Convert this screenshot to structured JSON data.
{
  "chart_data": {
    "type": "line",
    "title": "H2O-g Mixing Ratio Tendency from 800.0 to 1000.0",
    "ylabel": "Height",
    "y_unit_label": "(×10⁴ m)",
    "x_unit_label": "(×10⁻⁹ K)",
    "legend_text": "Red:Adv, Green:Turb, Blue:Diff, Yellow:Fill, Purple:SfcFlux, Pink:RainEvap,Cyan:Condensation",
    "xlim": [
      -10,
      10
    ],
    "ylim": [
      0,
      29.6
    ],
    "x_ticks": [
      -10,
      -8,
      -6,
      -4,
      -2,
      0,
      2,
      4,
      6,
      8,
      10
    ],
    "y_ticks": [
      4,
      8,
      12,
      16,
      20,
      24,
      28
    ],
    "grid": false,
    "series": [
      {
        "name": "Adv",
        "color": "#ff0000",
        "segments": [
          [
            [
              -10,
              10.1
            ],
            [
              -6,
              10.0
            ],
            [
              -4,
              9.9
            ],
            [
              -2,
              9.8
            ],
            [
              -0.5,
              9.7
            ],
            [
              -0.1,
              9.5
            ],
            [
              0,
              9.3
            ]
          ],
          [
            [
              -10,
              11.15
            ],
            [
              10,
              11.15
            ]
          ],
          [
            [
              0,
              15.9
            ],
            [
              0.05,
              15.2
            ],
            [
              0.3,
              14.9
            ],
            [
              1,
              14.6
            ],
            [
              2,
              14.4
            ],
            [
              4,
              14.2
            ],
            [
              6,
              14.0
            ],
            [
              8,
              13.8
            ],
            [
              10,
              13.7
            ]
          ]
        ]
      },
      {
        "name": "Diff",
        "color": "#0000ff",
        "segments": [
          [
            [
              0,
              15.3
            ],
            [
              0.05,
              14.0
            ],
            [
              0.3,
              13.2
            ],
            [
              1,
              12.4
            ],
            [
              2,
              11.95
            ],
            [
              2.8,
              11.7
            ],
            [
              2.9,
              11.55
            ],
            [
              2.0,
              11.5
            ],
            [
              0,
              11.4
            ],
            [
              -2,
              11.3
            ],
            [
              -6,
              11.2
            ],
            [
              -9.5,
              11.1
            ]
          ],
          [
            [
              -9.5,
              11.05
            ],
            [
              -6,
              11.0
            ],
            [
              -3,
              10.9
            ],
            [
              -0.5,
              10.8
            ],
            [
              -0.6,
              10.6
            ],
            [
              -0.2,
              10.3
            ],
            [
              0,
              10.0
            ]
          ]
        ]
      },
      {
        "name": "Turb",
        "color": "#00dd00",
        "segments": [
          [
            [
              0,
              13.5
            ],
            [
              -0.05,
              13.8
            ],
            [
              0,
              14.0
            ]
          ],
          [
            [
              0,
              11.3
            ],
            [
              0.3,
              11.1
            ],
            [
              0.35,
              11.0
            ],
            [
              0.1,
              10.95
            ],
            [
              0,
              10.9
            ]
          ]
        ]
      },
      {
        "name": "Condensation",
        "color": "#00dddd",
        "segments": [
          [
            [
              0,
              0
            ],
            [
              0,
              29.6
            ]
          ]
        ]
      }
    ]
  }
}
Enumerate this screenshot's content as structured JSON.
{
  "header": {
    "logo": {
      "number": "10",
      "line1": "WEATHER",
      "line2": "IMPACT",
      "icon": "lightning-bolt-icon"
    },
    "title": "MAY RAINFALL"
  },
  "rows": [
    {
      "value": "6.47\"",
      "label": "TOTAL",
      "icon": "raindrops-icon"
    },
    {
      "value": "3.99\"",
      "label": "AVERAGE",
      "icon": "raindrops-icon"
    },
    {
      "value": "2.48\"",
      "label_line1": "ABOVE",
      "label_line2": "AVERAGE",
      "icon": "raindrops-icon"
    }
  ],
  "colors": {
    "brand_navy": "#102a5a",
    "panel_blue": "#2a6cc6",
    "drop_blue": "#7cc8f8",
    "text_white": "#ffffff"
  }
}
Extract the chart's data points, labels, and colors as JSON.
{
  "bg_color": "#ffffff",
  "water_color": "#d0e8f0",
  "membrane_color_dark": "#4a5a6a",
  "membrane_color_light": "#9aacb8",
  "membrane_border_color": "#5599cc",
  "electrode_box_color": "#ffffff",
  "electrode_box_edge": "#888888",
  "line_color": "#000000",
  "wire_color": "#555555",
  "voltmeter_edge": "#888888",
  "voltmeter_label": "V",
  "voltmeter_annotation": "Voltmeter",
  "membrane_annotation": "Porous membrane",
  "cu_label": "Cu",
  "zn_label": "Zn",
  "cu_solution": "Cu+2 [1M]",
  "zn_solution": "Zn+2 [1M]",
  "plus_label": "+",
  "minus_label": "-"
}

-=-=-=-=-

_TASK REQUIREMENTS:_ Extract all the entries word for word.

_TASK RESPONSE:_
Convert this screenshot to structured JSON data.
{
  "chart_data": {
    "type": "line",
    "title": "H2O-g Mixing Ratio Tendency from 800.0 to 1000.0",
    "ylabel": "Height",
    "y_unit_label": "(×10⁴ m)",
    "x_unit_label": "(×10⁻⁹ K)",
    "legend_text": "Red:Adv, Green:Turb, Blue:Diff, Yellow:Fill, Purple:SfcFlux, Pink:RainEvap,Cyan:Condensation",
    "xlim": [
      -10,
      10
    ],
    "ylim": [
      0,
      29.6
    ],
    "x_ticks": [
      -10,
      -8,
      -6,
      -4,
      -2,
      0,
      2,
      4,
      6,
      8,
      10
    ],
    "y_ticks": [
      4,
      8,
      12,
      16,
      20,
      24,
      28
    ],
    "grid": false,
    "series": [
      {
        "name": "Adv",
        "color": "#ff0000",
        "segments": [
          [
            [
              -10,
              10.1
            ],
            [
              -6,
              10.0
            ],
            [
              -4,
              9.9
            ],
            [
              -2,
              9.8
            ],
            [
              -0.5,
              9.7
            ],
            [
              -0.1,
              9.5
            ],
            [
              0,
              9.3
            ]
          ],
          [
            [
              -10,
              11.15
            ],
            [
              10,
              11.15
            ]
          ],
          [
            [
              0,
              15.9
            ],
            [
              0.05,
              15.2
            ],
            [
              0.3,
              14.9
            ],
            [
              1,
              14.6
            ],
            [
              2,
              14.4
            ],
            [
              4,
              14.2
            ],
            [
              6,
              14.0
            ],
            [
              8,
              13.8
            ],
            [
              10,
              13.7
            ]
          ]
        ]
      },
      {
        "name": "Diff",
        "color": "#0000ff",
        "segments": [
          [
            [
              0,
              15.3
            ],
            [
              0.05,
              14.0
            ],
            [
              0.3,
              13.2
            ],
            [
              1,
              12.4
            ],
            [
              2,
              11.95
            ],
            [
              2.8,
              11.7
            ],
            [
              2.9,
              11.55
            ],
            [
              2.0,
              11.5
            ],
            [
              0,
              11.4
            ],
            [
              -2,
              11.3
            ],
            [
              -6,
              11.2
            ],
            [
              -9.5,
              11.1
            ]
          ],
          [
            [
              -9.5,
              11.05
            ],
            [
              -6,
              11.0
            ],
            [
              -3,
              10.9
            ],
            [
              -0.5,
              10.8
            ],
            [
              -0.6,
              10.6
            ],
            [
              -0.2,
              10.3
            ],
            [
              0,
              10.0
            ]
          ]
        ]
      },
      {
        "name": "Turb",
        "color": "#00dd00",
        "segments": [
          [
            [
              0,
              13.5
            ],
            [
              -0.05,
              13.8
            ],
            [
              0,
              14.0
            ]
          ],
          [
            [
              0,
              11.3
            ],
            [
              0.3,
              11.1
            ],
            [
              0.35,
              11.0
            ],
            [
              0.1,
              10.95
            ],
            [
              0,
              10.9
            ]
          ]
        ]
      },
      {
        "name": "Condensation",
        "color": "#00dddd",
        "segments": [
          [
            [
              0,
              0
            ],
            [
              0,
              29.6
            ]
          ]
        ]
      }
    ]
  }
}
Enumerate this screenshot's content as structured JSON.
{
  "header": {
    "logo": {
      "number": "10",
      "line1": "WEATHER",
      "line2": "IMPACT",
      "icon": "lightning-bolt-icon"
    },
    "title": "MAY RAINFALL"
  },
  "rows": [
    {
      "value": "6.47\"",
      "label": "TOTAL",
      "icon": "raindrops-icon"
    },
    {
      "value": "3.99\"",
      "label": "AVERAGE",
      "icon": "raindrops-icon"
    },
    {
      "value": "2.48\"",
      "label_line1": "ABOVE",
      "label_line2": "AVERAGE",
      "icon": "raindrops-icon"
    }
  ],
  "colors": {
    "brand_navy": "#102a5a",
    "panel_blue": "#2a6cc6",
    "drop_blue": "#7cc8f8",
    "text_white": "#ffffff"
  }
}
Extract the chart's data points, labels, and colors as JSON.
{
  "bg_color": "#ffffff",
  "water_color": "#d0e8f0",
  "membrane_color_dark": "#4a5a6a",
  "membrane_color_light": "#9aacb8",
  "membrane_border_color": "#5599cc",
  "electrode_box_color": "#ffffff",
  "electrode_box_edge": "#888888",
  "line_color": "#000000",
  "wire_color": "#555555",
  "voltmeter_edge": "#888888",
  "voltmeter_label": "V",
  "voltmeter_annotation": "Voltmeter",
  "membrane_annotation": "Porous membrane",
  "cu_label": "Cu",
  "zn_label": "Zn",
  "cu_solution": "Cu+2 [1M]",
  "zn_solution": "Zn+2 [1M]",
  "plus_label": "+",
  "minus_label": "-"
}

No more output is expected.